■ REQUEST A
Set down, word for word, the part of the Virtue Cartel excerpt from "Yet virtue, properly" down to "the American polis.".
■ REQUEST B
Do these statements agree with the Virtue Cartel excerpt? Answer yes or no for each, quoting the deciding words. (i) Suzy Hansen is the correspondent in Istanbul. (ii) David V. Johnson dissects the misappraisals of the counterinsurgency establishment. (iii) Robert Westbrook argues that the tradition of republican virtue is a lost civic birthright.
■ REQUEST C
In the Virtue Cartel excerpt, what name did the Baffler brain trust give to the corps of self-appointed guardians of moral uplift?

■ PAGE EXCERPT
It may be puckish, or indeed perverse, to invoke the specter of opportunistic virtue at the dawn of the Trump age. In another sense, though, it seems entirely apt to do so. Virtue might be its own reward, but in the grand bazaar of the American business republic, it’s just another biddable brand, subject to all the familiar races to the bottom that have long debauched our public life.

Every market-savvy extoller of the American historical mission has a virtue spiel ready to slap onto the urgent cause of the moment, from the privatized schoolroom to our drone-and-data-powered empire. Policy big thinkers, military strategists, and neoliberal nudgers have appointed themselves the permanent guardians of moral uplift and the public good. Squinting through our shot glasses, your despondent Baffler brain trust beheld this uniquely squalid corps and dubbed it “The Virtue Cartel.”

Who has produced the Virtue Cartel, and what does it want from us? To find out, we dispatched our crack Baffler team of virtue trackers. Suzy Hansen, our correspondent in Istanbul, peers into the lethal abyss known as the American imperial mission. Yasmin Nair parses the disingenuous rights rhetoric of our neoliberal policy elite, and David V. Johnson plumbs the bottomless self-regard of the omni-explaining journalists at Vox.com. Tim Shorrock dissects the fatal misappraisals of the counterinsurgency establishment, while Gary Greenberg gives a new account of how we have backed our way into a second generation of tail-chasing conflicts over the alleged scourge of political correctness.

Yet virtue, properly construed, is much more than a racket for the plugged-in, behavior-monitoring plutocracy. The real tragedy of the Virtue Cartel is that its architects have arrogated to themselves the power to enliven the dry bones of the Federalist-era conception of virtue with their own market-anointed panaceas and snake-oil cures. As Robert Westbrook argues, the tradition of (small-r) republican virtue is our lost civic birthright and might serve as the skeleton key to a broader democratic awakening. In the aftermath of the soul-crushing civic spectacle known as Campaign 2016, this is an oddly uplifting moral to wrest from the ruination of the American polis.

[Image-based layout entries]
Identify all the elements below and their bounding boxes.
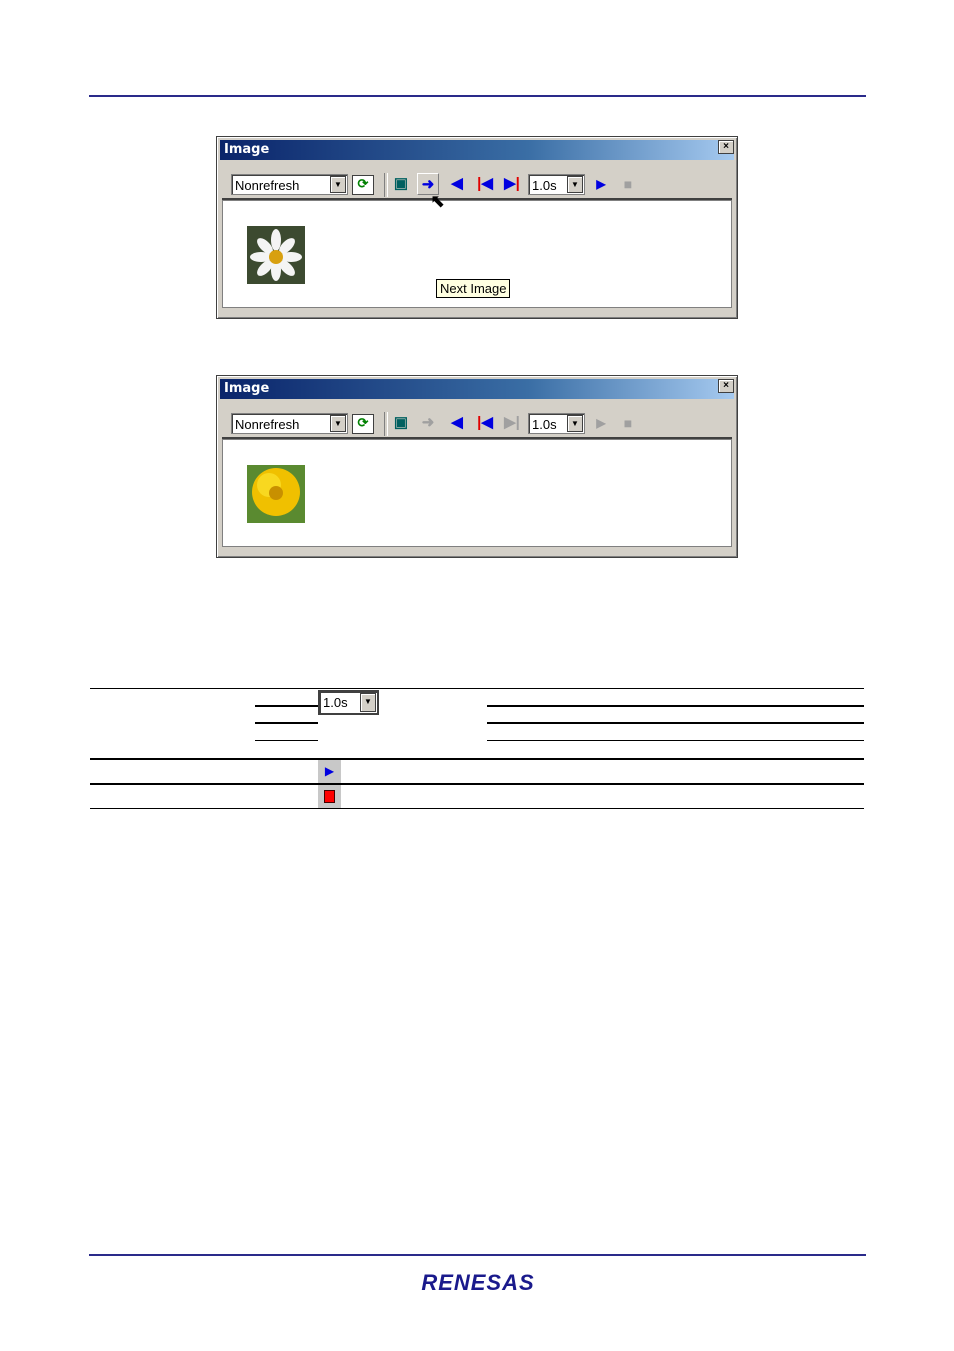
mouse-cursor-icon: ⬉ [430, 191, 446, 211]
play-icon: ▶ [596, 416, 606, 430]
tooltip: Next Image [436, 279, 511, 298]
first-image-icon: |◀ [477, 175, 493, 192]
footer-rule [89, 1254, 866, 1256]
table-rule [90, 758, 864, 760]
chevron-down-icon: ▼ [360, 693, 376, 712]
arrow-left-icon: ◀ [451, 414, 463, 431]
table-rule [255, 705, 318, 707]
table-rule [90, 783, 864, 785]
mode-dropdown[interactable]: Nonrefresh ▼ [231, 413, 348, 434]
last-image-icon: ▶| [504, 414, 520, 431]
window-title: Image [220, 140, 734, 160]
chevron-down-icon: ▼ [567, 176, 583, 193]
play-button: ▶ [590, 412, 612, 434]
image-area: Next Image ⬉ [222, 191, 732, 308]
last-image-button: ▶| [501, 412, 523, 434]
toolbar: Nonrefresh ▼ ⟳ ▣ ➜ ◀ |◀ ▶| 1.0s ▼ ▶ ■ [222, 404, 732, 439]
table-rule [90, 688, 864, 689]
table-rule [487, 705, 864, 707]
renesas-logo: RENESAS [421, 1270, 535, 1295]
chevron-down-icon: ▼ [330, 415, 346, 432]
toolbar-separator [384, 412, 388, 436]
stop-icon: ■ [623, 176, 633, 192]
first-image-button[interactable]: |◀ [474, 173, 496, 195]
document-page: Image × Nonrefresh ▼ ⟳ ▣ ➜ ◀ |◀ ▶| 1.0s ▼ … [0, 0, 954, 1351]
refresh-button[interactable]: ⟳ [352, 175, 374, 195]
interval-value: 1.0s [532, 417, 557, 432]
table-rule [255, 722, 318, 724]
interval-value: 1.0s [532, 178, 557, 193]
table-rule [487, 740, 864, 741]
first-image-icon: |◀ [477, 414, 493, 431]
chevron-down-icon: ▼ [567, 415, 583, 432]
window-title: Image [220, 379, 734, 399]
close-button[interactable]: × [718, 140, 734, 154]
interval-dropdown[interactable]: 1.0s ▼ [528, 413, 585, 434]
next-image-button: ➜ [417, 412, 439, 434]
play-icon: ▶ [596, 177, 606, 191]
arrow-right-icon: ➜ [421, 414, 435, 431]
last-image-icon: ▶| [504, 175, 520, 192]
previous-image-button[interactable]: ◀ [446, 173, 468, 195]
table-rule [90, 808, 864, 809]
previous-image-button[interactable]: ◀ [446, 412, 468, 434]
interval-dropdown[interactable]: 1.0s ▼ [528, 174, 585, 195]
properties-icon: ▣ [393, 175, 409, 192]
stop-button[interactable]: ■ [617, 173, 639, 195]
close-button[interactable]: × [718, 379, 734, 393]
stop-button[interactable]: ■ [617, 412, 639, 434]
chevron-down-icon: ▼ [330, 176, 346, 193]
header-rule [89, 95, 866, 97]
first-image-button[interactable]: |◀ [474, 412, 496, 434]
daisy-thumbnail [247, 226, 305, 284]
toolbar: Nonrefresh ▼ ⟳ ▣ ➜ ◀ |◀ ▶| 1.0s ▼ ▶ ■ [222, 165, 732, 200]
interval-value: 1.0s [323, 695, 348, 710]
mode-value: Nonrefresh [235, 417, 300, 432]
interval-dropdown-sample: 1.0s ▼ [318, 690, 379, 715]
refresh-icon: ⟳ [357, 176, 369, 191]
toolbar-separator [384, 173, 388, 197]
image-window-1: Image × Nonrefresh ▼ ⟳ ▣ ➜ ◀ |◀ ▶| 1.0s ▼ … [216, 136, 738, 319]
image-area [222, 439, 732, 547]
refresh-button[interactable]: ⟳ [352, 414, 374, 434]
image-window-2: Image × Nonrefresh ▼ ⟳ ▣ ➜ ◀ |◀ ▶| 1.0s ▼ … [216, 375, 738, 558]
stop-icon [318, 785, 341, 808]
arrow-left-icon: ◀ [451, 175, 463, 192]
table-rule [487, 722, 864, 724]
yellow-flower-thumbnail [247, 465, 305, 523]
stop-icon: ■ [623, 415, 633, 431]
mode-value: Nonrefresh [235, 178, 300, 193]
properties-icon: ▣ [393, 414, 409, 431]
play-icon: ▶ [318, 760, 341, 784]
play-button[interactable]: ▶ [590, 173, 612, 195]
last-image-button[interactable]: ▶| [501, 173, 523, 195]
properties-button[interactable]: ▣ [390, 412, 412, 434]
properties-button[interactable]: ▣ [390, 173, 412, 195]
mode-dropdown[interactable]: Nonrefresh ▼ [231, 174, 348, 195]
refresh-icon: ⟳ [357, 415, 369, 430]
table-rule [255, 740, 318, 741]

■ TASK SOLUTION A
Yet virtue, properly construed, is much more than a racket for the plugged-in, behavior-monitoring plutocracy. The real tragedy of the Virtue Cartel is that its architects have arrogated to themselves the power to enliven the dry bones of the Federalist-era conception of virtue with their own market-anointed panaceas and snake-oil cures. As Robert Westbrook argues, the tradition of (small-r) republican virtue is our lost civic birthright and might serve as the skeleton key to a broader democratic awakening. In the aftermath of the soul-crushing civic spectacle known as Campaign 2016, this is an oddly uplifting moral to wrest from the ruination of the American polis.

■ TASK SOLUTION B
(i) Yes: "Suzy Hansen, our correspondent in Istanbul"
(ii) No: "Tim Shorrock dissects the fatal misappraisals of the counterinsurgency establishment"
(iii) Yes: "As Robert Westbrook argues, the tradition of (small-r) republican virtue is our lost civic birthright"

■ TASK SOLUTION C
"The Virtue Cartel."